━━ Provided data

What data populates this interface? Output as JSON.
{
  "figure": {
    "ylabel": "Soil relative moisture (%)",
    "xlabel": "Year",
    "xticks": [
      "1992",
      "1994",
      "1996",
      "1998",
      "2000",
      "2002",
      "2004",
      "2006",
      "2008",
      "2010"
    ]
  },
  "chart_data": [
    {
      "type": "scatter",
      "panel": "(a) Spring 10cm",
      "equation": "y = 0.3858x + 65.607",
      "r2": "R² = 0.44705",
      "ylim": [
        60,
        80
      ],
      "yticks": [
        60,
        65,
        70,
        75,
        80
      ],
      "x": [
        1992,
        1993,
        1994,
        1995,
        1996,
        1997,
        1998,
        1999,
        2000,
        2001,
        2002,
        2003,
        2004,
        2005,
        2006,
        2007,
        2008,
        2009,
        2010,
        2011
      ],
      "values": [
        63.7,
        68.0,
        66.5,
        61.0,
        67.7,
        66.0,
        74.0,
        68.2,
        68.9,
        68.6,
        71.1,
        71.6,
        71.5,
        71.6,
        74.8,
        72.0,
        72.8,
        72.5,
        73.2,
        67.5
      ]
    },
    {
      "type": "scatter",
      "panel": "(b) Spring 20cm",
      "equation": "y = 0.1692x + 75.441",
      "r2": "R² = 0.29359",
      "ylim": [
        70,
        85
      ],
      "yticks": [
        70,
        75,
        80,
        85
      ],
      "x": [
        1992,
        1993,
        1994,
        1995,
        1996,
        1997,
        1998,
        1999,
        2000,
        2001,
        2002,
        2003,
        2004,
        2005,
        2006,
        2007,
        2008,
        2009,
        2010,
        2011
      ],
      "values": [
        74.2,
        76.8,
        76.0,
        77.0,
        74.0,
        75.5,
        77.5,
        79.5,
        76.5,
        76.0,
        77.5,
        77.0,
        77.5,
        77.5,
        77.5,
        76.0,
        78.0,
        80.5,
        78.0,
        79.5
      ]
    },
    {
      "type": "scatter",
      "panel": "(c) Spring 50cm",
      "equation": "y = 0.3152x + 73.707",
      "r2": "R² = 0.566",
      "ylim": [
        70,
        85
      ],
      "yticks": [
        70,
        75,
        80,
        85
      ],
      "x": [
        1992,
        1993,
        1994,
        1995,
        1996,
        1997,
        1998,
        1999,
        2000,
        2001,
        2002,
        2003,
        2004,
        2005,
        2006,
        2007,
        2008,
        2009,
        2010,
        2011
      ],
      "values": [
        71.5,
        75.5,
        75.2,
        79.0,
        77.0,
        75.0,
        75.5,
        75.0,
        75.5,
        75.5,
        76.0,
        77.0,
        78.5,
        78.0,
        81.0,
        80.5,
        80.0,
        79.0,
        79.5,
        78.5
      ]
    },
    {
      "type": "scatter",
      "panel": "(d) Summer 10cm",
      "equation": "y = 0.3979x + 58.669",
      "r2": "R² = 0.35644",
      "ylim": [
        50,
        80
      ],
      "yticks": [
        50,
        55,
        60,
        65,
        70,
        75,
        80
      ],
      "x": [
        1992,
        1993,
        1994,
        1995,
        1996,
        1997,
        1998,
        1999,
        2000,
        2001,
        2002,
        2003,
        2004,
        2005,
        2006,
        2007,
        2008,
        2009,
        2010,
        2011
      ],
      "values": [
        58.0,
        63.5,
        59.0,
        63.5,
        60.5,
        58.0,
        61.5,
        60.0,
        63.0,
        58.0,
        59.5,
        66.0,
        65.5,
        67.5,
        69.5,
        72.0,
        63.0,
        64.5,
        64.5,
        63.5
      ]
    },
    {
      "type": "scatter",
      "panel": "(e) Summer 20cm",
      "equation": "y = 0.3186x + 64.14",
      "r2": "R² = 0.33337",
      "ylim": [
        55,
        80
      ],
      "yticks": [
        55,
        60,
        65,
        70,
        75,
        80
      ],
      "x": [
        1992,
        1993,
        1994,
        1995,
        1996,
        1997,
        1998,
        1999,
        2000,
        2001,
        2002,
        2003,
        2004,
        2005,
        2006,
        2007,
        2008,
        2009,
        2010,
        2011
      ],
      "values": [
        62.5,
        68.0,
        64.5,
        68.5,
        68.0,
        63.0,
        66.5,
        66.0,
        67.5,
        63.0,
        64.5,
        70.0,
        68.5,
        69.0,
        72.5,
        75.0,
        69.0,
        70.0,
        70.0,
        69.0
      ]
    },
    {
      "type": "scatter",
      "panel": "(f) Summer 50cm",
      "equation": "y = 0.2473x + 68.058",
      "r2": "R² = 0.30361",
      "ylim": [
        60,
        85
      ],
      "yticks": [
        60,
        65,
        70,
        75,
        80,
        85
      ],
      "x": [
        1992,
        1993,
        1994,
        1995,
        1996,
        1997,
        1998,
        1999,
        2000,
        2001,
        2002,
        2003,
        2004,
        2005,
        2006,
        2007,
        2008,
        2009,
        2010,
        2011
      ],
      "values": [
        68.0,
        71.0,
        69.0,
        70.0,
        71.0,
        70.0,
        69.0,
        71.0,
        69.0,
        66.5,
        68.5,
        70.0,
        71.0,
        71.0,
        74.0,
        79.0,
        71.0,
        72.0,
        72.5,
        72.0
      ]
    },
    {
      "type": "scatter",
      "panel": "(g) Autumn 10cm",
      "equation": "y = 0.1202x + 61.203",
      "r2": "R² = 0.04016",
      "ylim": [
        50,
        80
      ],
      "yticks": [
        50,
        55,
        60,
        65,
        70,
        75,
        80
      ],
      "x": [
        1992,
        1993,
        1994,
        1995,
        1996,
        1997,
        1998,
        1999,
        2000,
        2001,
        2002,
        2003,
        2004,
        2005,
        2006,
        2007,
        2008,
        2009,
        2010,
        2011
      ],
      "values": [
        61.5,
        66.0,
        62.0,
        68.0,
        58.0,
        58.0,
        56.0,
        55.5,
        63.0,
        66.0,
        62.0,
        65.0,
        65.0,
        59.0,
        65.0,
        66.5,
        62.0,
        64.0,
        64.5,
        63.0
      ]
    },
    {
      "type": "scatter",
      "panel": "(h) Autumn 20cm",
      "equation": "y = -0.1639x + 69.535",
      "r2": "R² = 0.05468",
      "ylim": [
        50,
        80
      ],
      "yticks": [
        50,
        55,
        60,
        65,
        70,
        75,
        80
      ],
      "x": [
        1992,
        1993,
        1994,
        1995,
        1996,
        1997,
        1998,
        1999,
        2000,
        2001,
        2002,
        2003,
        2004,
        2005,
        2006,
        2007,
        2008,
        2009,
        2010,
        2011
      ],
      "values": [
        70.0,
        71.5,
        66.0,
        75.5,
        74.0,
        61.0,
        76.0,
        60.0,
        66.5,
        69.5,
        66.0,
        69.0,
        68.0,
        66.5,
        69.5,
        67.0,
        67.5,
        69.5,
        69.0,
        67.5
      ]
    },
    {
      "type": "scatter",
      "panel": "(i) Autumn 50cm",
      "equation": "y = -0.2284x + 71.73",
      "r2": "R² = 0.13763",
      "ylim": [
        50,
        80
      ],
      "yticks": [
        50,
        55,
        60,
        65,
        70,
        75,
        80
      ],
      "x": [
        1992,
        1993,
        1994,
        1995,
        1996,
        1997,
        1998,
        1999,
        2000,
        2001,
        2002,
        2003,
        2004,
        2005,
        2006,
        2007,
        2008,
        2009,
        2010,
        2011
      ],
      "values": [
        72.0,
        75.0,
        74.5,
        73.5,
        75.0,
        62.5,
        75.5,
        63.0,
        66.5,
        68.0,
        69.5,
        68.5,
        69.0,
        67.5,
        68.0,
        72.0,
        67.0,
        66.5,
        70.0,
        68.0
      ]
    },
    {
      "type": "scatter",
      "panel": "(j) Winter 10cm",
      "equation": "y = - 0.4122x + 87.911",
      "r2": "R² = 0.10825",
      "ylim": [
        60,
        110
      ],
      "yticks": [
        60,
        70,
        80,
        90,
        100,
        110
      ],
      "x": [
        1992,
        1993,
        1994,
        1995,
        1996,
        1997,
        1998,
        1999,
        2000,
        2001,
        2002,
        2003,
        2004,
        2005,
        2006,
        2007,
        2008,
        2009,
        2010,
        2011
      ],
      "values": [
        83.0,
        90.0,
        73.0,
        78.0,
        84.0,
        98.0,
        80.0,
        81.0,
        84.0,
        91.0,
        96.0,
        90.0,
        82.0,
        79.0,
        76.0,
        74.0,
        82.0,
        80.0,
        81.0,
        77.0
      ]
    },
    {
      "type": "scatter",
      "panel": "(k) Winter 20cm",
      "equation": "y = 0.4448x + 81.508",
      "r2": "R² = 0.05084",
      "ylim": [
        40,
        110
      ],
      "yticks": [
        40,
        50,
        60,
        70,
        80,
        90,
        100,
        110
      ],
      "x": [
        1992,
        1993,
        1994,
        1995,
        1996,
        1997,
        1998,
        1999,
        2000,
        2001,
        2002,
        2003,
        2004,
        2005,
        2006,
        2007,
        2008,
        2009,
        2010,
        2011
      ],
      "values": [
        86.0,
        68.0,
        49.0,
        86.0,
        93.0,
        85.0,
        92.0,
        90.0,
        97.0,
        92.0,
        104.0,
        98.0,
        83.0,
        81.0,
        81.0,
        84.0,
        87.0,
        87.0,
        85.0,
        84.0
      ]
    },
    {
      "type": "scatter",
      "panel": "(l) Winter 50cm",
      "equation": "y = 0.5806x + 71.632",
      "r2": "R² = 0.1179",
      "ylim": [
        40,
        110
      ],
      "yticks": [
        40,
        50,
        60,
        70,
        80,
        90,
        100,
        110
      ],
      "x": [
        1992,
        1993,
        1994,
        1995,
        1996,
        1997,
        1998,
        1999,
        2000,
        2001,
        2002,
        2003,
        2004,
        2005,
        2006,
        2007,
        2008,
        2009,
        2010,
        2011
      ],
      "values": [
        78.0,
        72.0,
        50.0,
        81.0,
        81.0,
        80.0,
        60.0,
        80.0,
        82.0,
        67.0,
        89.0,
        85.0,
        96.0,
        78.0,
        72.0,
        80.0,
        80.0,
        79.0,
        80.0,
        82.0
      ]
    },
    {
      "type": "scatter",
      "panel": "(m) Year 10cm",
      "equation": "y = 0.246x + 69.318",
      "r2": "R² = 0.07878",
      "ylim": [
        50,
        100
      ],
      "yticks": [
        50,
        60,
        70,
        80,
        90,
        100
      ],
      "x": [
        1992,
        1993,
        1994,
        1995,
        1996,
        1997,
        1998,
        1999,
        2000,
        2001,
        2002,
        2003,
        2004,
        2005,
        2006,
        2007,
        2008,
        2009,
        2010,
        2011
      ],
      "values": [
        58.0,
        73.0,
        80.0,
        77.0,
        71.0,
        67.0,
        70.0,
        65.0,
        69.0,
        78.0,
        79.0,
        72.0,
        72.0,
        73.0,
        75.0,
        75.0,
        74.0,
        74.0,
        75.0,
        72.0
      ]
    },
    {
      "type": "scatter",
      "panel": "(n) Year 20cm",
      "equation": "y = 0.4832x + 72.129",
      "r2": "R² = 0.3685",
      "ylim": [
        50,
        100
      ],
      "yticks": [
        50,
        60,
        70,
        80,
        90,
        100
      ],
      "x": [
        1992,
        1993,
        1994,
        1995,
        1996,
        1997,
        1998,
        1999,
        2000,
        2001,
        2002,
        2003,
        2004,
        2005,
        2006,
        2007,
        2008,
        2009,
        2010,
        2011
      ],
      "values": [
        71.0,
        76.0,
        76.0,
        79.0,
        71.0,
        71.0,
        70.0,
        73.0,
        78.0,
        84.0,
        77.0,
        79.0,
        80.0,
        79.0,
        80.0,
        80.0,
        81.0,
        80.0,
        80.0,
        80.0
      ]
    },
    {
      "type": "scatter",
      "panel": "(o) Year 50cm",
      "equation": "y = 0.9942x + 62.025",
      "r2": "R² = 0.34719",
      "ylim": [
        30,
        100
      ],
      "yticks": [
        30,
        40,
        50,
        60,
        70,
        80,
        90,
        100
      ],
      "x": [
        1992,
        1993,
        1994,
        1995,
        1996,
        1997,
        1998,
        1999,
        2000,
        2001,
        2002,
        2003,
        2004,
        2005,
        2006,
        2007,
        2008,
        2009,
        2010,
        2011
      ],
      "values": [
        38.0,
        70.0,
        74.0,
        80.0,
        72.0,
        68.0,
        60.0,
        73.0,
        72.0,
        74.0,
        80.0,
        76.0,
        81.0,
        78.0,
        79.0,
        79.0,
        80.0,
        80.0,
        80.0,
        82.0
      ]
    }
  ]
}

━━━━

Pull out each line of the records holding the string "Year".

    "xlabel": "Year",
      "panel": "(m) Year 10cm",
      "panel": "(n) Year 20cm",
      "panel": "(o) Year 50cm",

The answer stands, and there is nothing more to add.